Data entries –
* * *

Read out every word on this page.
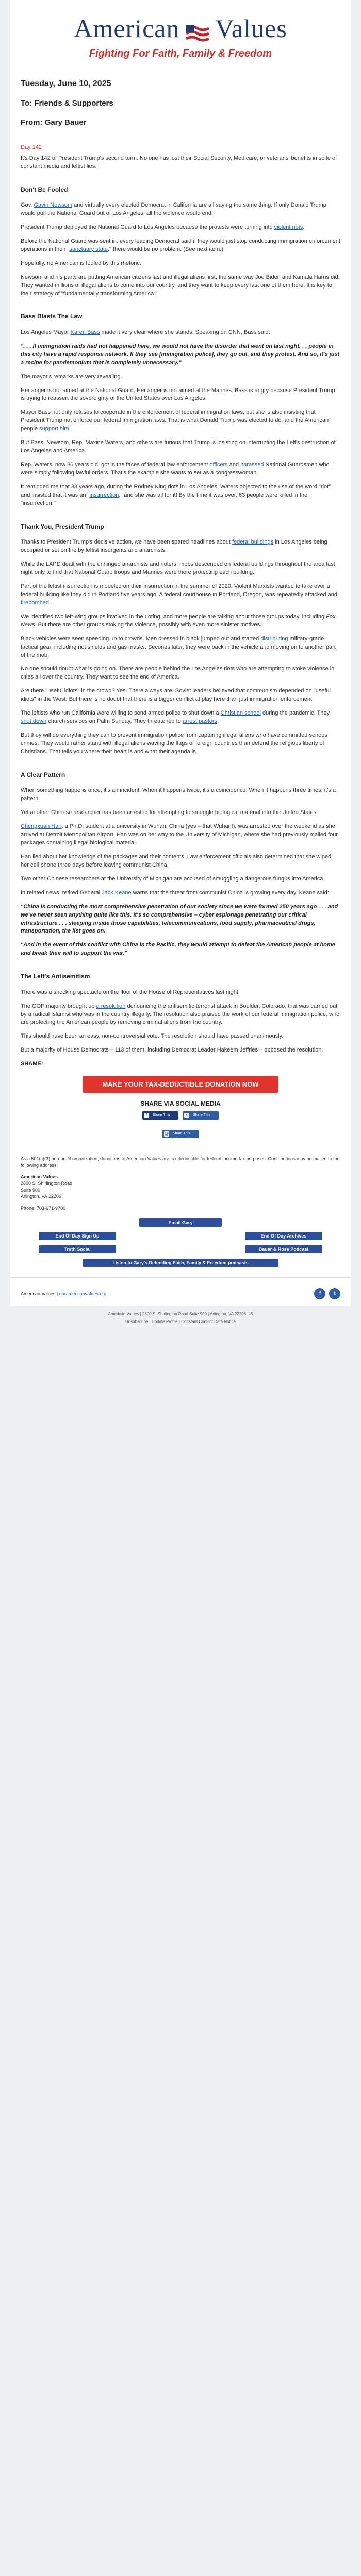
American Values
Fighting For Faith, Family & Freedom

Tuesday, June 10, 2025

To: Friends & Supporters

From: Gary Bauer

Day 142

It's Day 142 of President Trump's second term. No one has lost their Social Security, Medicare, or veterans' benefits in spite of constant media and leftist lies.

Don't Be Fooled

Gov. Gavin Newsom and virtually every elected Democrat in California are all saying the same thing: If only Donald Trump would pull the National Guard out of Los Angeles, all the violence would end!

President Trump deployed the National Guard to Los Angeles because the protests were turning into violent riots.

Before the National Guard was sent in, every leading Democrat said if they would just stop conducting immigration enforcement operations in their "sanctuary state," there would be no problem. (See next item.)

Hopefully, no American is fooled by this rhetoric.

Newsom and his party are putting American citizens last and illegal aliens first, the same way Joe Biden and Kamala Harris did. They wanted millions of illegal aliens to come into our country, and they want to keep every last one of them here. It is key to their strategy of "fundamentally transforming America."

Bass Blasts The Law

Los Angeles Mayor Karen Bass made it very clear where she stands. Speaking on CNN, Bass said:

". . . If immigration raids had not happened here, we would not have the disorder that went on last night. . . people in this city have a rapid response network. If they see [immigration police], they go out, and they protest. And so, it's just a recipe for pandemonium that is completely unnecessary."

The mayor's remarks are very revealing.

Her anger is not aimed at the National Guard. Her anger is not aimed at the Marines. Bass is angry because President Trump is trying to reassert the sovereignty of the United States over Los Angeles.

Mayor Bass not only refuses to cooperate in the enforcement of federal immigration laws, but she is also insisting that President Trump not enforce our federal immigration laws. That is what Donald Trump was elected to do, and the American people support him.

But Bass, Newsom, Rep. Maxine Waters, and others are furious that Trump is insisting on interrupting the Left's destruction of Los Angeles and America.

Rep. Waters, now 86 years old, got in the faces of federal law enforcement officers and harassed National Guardsmen who were simply following lawful orders. That's the example she wants to set as a congresswoman.

It reminded me that 33 years ago, during the Rodney King riots in Los Angeles, Waters objected to the use of the word "riot" and insisted that it was an "insurrection," and she was all for it! By the time it was over, 63 people were killed in the "insurrection."

Thank You, President Trump

Thanks to President Trump's decisive action, we have been spared headlines about federal buildings in Los Angeles being occupied or set on fire by leftist insurgents and anarchists.

While the LAPD dealt with the unhinged anarchists and rioters, mobs descended on federal buildings throughout the area last night only to find that National Guard troops and Marines were there protecting each building.

Part of the leftist insurrection is modeled on their insurrection in the summer of 2020. Violent Marxists wanted to take over a federal building like they did in Portland five years ago. A federal courthouse in Portland, Oregon, was repeatedly attacked and firebombed.

We identified two left-wing groups involved in the rioting, and more people are talking about those groups today, including Fox News. But there are other groups stoking the violence, possibly with even more sinister motives.

Black vehicles were seen speeding up to crowds. Men dressed in black jumped out and started distributing military-grade tactical gear, including riot shields and gas masks. Seconds later, they were back in the vehicle and moving on to another part of the mob.

No one should doubt what is going on. There are people behind the Los Angeles riots who are attempting to stoke violence in cities all over the country. They want to see the end of America.

Are there "useful idiots" in the crowd? Yes. There always are. Soviet leaders believed that communism depended on "useful idiots" in the West. But there is no doubt that there is a bigger conflict at play here than just immigration enforcement.

The leftists who run California were willing to send armed police to shut down a Christian school during the pandemic. They shut down church services on Palm Sunday. They threatened to arrest pastors.

But they will do everything they can to prevent immigration police from capturing illegal aliens who have committed serious crimes. They would rather stand with illegal aliens waving the flags of foreign countries than defend the religious liberty of Christians. That tells you where their heart is and what their agenda is.

A Clear Pattern

When something happens once, it's an incident. When it happens twice, it's a coincidence. When it happens three times, it's a pattern.

Yet another Chinese researcher has been arrested for attempting to smuggle biological material into the United States.

Chengxuan Han, a Ph.D. student at a university in Wuhan, China (yes – that Wuhan!), was arrested over the weekend as she arrived at Detroit Metropolitan Airport. Han was on her way to the University of Michigan, where she had previously mailed four packages containing illegal biological material.

Han lied about her knowledge of the packages and their contents. Law enforcement officials also determined that she wiped her cell phone three days before leaving communist China.

Two other Chinese researchers at the University of Michigan are accused of smuggling a dangerous fungus into America.

In related news, retired General Jack Keane warns that the threat from communist China is growing every day. Keane said:

"China is conducting the most comprehensive penetration of our society since we were formed 250 years ago . . . and we've never seen anything quite like this. It's so comprehensive – cyber espionage penetrating our critical infrastructure . . . sleeping inside those capabilities, telecommunications, food supply, pharmaceutical drugs, transportation, the list goes on.

"And in the event of this conflict with China in the Pacific, they would attempt to defeat the American people at home and break their will to support the war."

The Left's Antisemitism

There was a shocking spectacle on the floor of the House of Representatives last night.

The GOP majority brought up a resolution denouncing the antisemitic terrorist attack in Boulder, Colorado, that was carried out by a radical Islamist who was in the country illegally. The resolution also praised the work of our federal immigration police, who are protecting the American people by removing criminal aliens from the country.

This should have been an easy, non-controversial vote. The resolution should have passed unanimously.

But a majority of House Democrats – 113 of them, including Democrat Leader Hakeem Jeffries – opposed the resolution.

SHAME!

MAKE YOUR TAX-DEDUCTIBLE DONATION NOW
SHARE VIA SOCIAL MEDIA
f	Share This Email
t	Share This Email
@ Share This Email

As a 501(c)(3) non-profit organization, donations to American Values are tax deductible for federal income tax purposes. Contributions may be mailed to the following address:

American Values

2800 S. Shirlington Road

Suite 900

Arlington, VA 22206

Phone: 703-671-9700

Email Gary
End Of Day Sign Up	End Of Day Archives
Truth Social	Bauer & Rose Podcast
Listen to Gary's Defending Faith, Family & Freedom podcasts
American Values | ouramericanvalues.org	f	t
American Values | 2800 S. Shirlington Road Suite 900 | Arlington, VA 22206 US
Unsubscribe | Update Profile | Constant Contact Data Notice
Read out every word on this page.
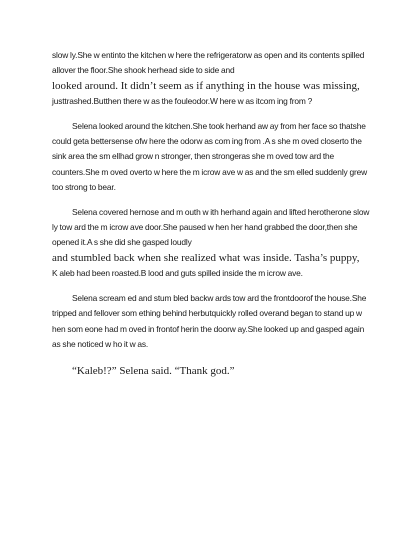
slow ly.She w entinto the kitchen w here the refrigeratorw as open and its contents spilled allover the floor.She shook herhead side to side and
looked around. It didn’t seem as if anything in the house was missing,
justtrashed.Butthen there w as the fouleodor.W here w as itcom ing from ?

Selena looked around the kitchen.She took herhand aw ay from her face so thatshe could geta bettersense ofw here the odorw as com ing from .A s she m oved closerto the sink area the sm ellhad grow n stronger, then strongeras she m oved tow ard the counters.She m oved overto w here the m icrow ave w as and the sm elled suddenly grew too strong to bear.

Selena covered hernose and m outh w ith herhand again and lifted herotherone slow ly tow ard the m icrow ave door.She paused w hen her hand grabbed the door,then she opened it.A s she did she gasped loudly
and stumbled back when she realized what was inside. Tasha’s puppy,
K aleb had been roasted.B lood and guts spilled inside the m icrow ave.

Selena scream ed and stum bled backw ards tow ard the frontdoorof the house.She tripped and fellover som ething behind herbutquickly rolled overand began to stand up w hen som eone had m oved in frontof herin the doorw ay.She looked up and gasped again as she noticed w ho it w as.

“Kaleb!?” Selena said. “Thank god.”
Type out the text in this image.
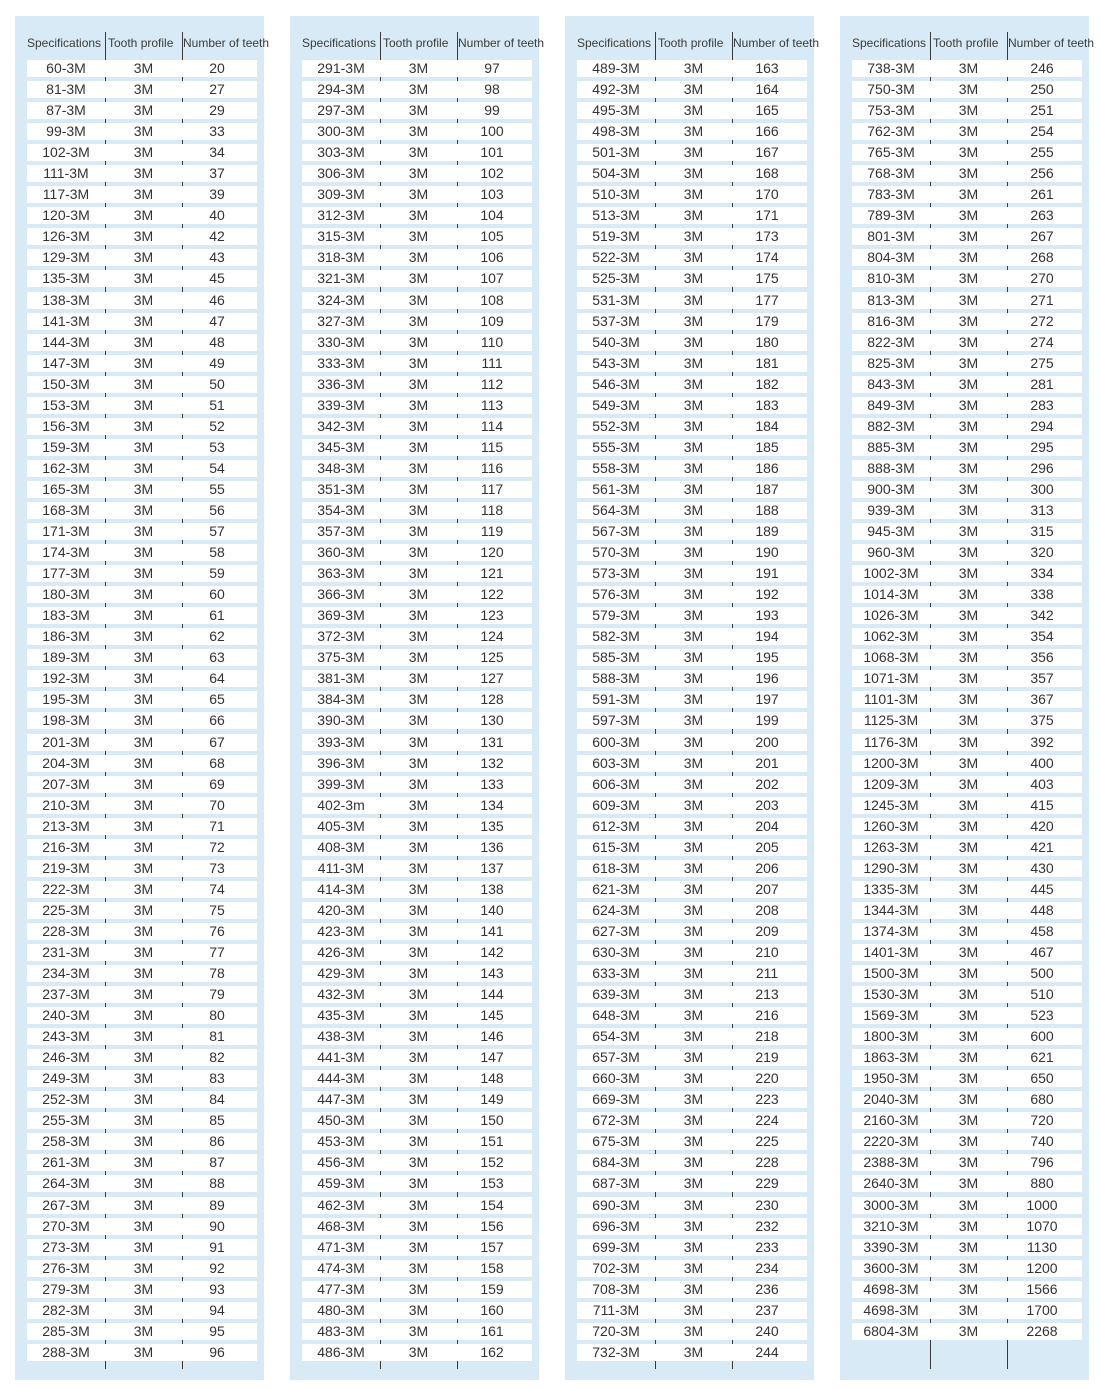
Specifications Tooth profile Number of teeth
60-3M	3M	20
81-3M	3M	27
87-3M	3M	29
99-3M	3M	33
102-3M	3M	34
111-3M	3M	37
117-3M	3M	39
120-3M	3M	40
126-3M	3M	42
129-3M	3M	43
135-3M	3M	45
138-3M	3M	46
141-3M	3M	47
144-3M	3M	48
147-3M	3M	49
150-3M	3M	50
153-3M	3M	51
156-3M	3M	52
159-3M	3M	53
162-3M	3M	54
165-3M	3M	55
168-3M	3M	56
171-3M	3M	57
174-3M	3M	58
177-3M	3M	59
180-3M	3M	60
183-3M	3M	61
186-3M	3M	62
189-3M	3M	63
192-3M	3M	64
195-3M	3M	65
198-3M	3M	66
201-3M	3M	67
204-3M	3M	68
207-3M	3M	69
210-3M	3M	70
213-3M	3M	71
216-3M	3M	72
219-3M	3M	73
222-3M	3M	74
225-3M	3M	75
228-3M	3M	76
231-3M	3M	77
234-3M	3M	78
237-3M	3M	79
240-3M	3M	80
243-3M	3M	81
246-3M	3M	82
249-3M	3M	83
252-3M	3M	84
255-3M	3M	85
258-3M	3M	86
261-3M	3M	87
264-3M	3M	88
267-3M	3M	89
270-3M	3M	90
273-3M	3M	91
276-3M	3M	92
279-3M	3M	93
282-3M	3M	94
285-3M	3M	95
288-3M	3M	96
Specifications Tooth profile Number of teeth
291-3M	3M	97
294-3M	3M	98
297-3M	3M	99
300-3M	3M	100
303-3M	3M	101
306-3M	3M	102
309-3M	3M	103
312-3M	3M	104
315-3M	3M	105
318-3M	3M	106
321-3M	3M	107
324-3M	3M	108
327-3M	3M	109
330-3M	3M	110
333-3M	3M	111
336-3M	3M	112
339-3M	3M	113
342-3M	3M	114
345-3M	3M	115
348-3M	3M	116
351-3M	3M	117
354-3M	3M	118
357-3M	3M	119
360-3M	3M	120
363-3M	3M	121
366-3M	3M	122
369-3M	3M	123
372-3M	3M	124
375-3M	3M	125
381-3M	3M	127
384-3M	3M	128
390-3M	3M	130
393-3M	3M	131
396-3M	3M	132
399-3M	3M	133
402-3m	3M	134
405-3M	3M	135
408-3M	3M	136
411-3M	3M	137
414-3M	3M	138
420-3M	3M	140
423-3M	3M	141
426-3M	3M	142
429-3M	3M	143
432-3M	3M	144
435-3M	3M	145
438-3M	3M	146
441-3M	3M	147
444-3M	3M	148
447-3M	3M	149
450-3M	3M	150
453-3M	3M	151
456-3M	3M	152
459-3M	3M	153
462-3M	3M	154
468-3M	3M	156
471-3M	3M	157
474-3M	3M	158
477-3M	3M	159
480-3M	3M	160
483-3M	3M	161
486-3M	3M	162
Specifications Tooth profile Number of teeth
489-3M	3M	163
492-3M	3M	164
495-3M	3M	165
498-3M	3M	166
501-3M	3M	167
504-3M	3M	168
510-3M	3M	170
513-3M	3M	171
519-3M	3M	173
522-3M	3M	174
525-3M	3M	175
531-3M	3M	177
537-3M	3M	179
540-3M	3M	180
543-3M	3M	181
546-3M	3M	182
549-3M	3M	183
552-3M	3M	184
555-3M	3M	185
558-3M	3M	186
561-3M	3M	187
564-3M	3M	188
567-3M	3M	189
570-3M	3M	190
573-3M	3M	191
576-3M	3M	192
579-3M	3M	193
582-3M	3M	194
585-3M	3M	195
588-3M	3M	196
591-3M	3M	197
597-3M	3M	199
600-3M	3M	200
603-3M	3M	201
606-3M	3M	202
609-3M	3M	203
612-3M	3M	204
615-3M	3M	205
618-3M	3M	206
621-3M	3M	207
624-3M	3M	208
627-3M	3M	209
630-3M	3M	210
633-3M	3M	211
639-3M	3M	213
648-3M	3M	216
654-3M	3M	218
657-3M	3M	219
660-3M	3M	220
669-3M	3M	223
672-3M	3M	224
675-3M	3M	225
684-3M	3M	228
687-3M	3M	229
690-3M	3M	230
696-3M	3M	232
699-3M	3M	233
702-3M	3M	234
708-3M	3M	236
711-3M	3M	237
720-3M	3M	240
732-3M	3M	244
Specifications Tooth profile Number of teeth
738-3M	3M	246
750-3M	3M	250
753-3M	3M	251
762-3M	3M	254
765-3M	3M	255
768-3M	3M	256
783-3M	3M	261
789-3M	3M	263
801-3M	3M	267
804-3M	3M	268
810-3M	3M	270
813-3M	3M	271
816-3M	3M	272
822-3M	3M	274
825-3M	3M	275
843-3M	3M	281
849-3M	3M	283
882-3M	3M	294
885-3M	3M	295
888-3M	3M	296
900-3M	3M	300
939-3M	3M	313
945-3M	3M	315
960-3M	3M	320
1002-3M	3M	334
1014-3M	3M	338
1026-3M	3M	342
1062-3M	3M	354
1068-3M	3M	356
1071-3M	3M	357
1101-3M	3M	367
1125-3M	3M	375
1176-3M	3M	392
1200-3M	3M	400
1209-3M	3M	403
1245-3M	3M	415
1260-3M	3M	420
1263-3M	3M	421
1290-3M	3M	430
1335-3M	3M	445
1344-3M	3M	448
1374-3M	3M	458
1401-3M	3M	467
1500-3M	3M	500
1530-3M	3M	510
1569-3M	3M	523
1800-3M	3M	600
1863-3M	3M	621
1950-3M	3M	650
2040-3M	3M	680
2160-3M	3M	720
2220-3M	3M	740
2388-3M	3M	796
2640-3M	3M	880
3000-3M	3M	1000
3210-3M	3M	1070
3390-3M	3M	1130
3600-3M	3M	1200
4698-3M	3M	1566
4698-3M	3M	1700
6804-3M	3M	2268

* * *

Task details – Scan the listing above for the word "Arlington" and show each line where it is found.

Answer to the task –
Arlington, VA 22206
American Values | 2800 S. Shirlington Road Suite 900 | Arlington, VA 22206 US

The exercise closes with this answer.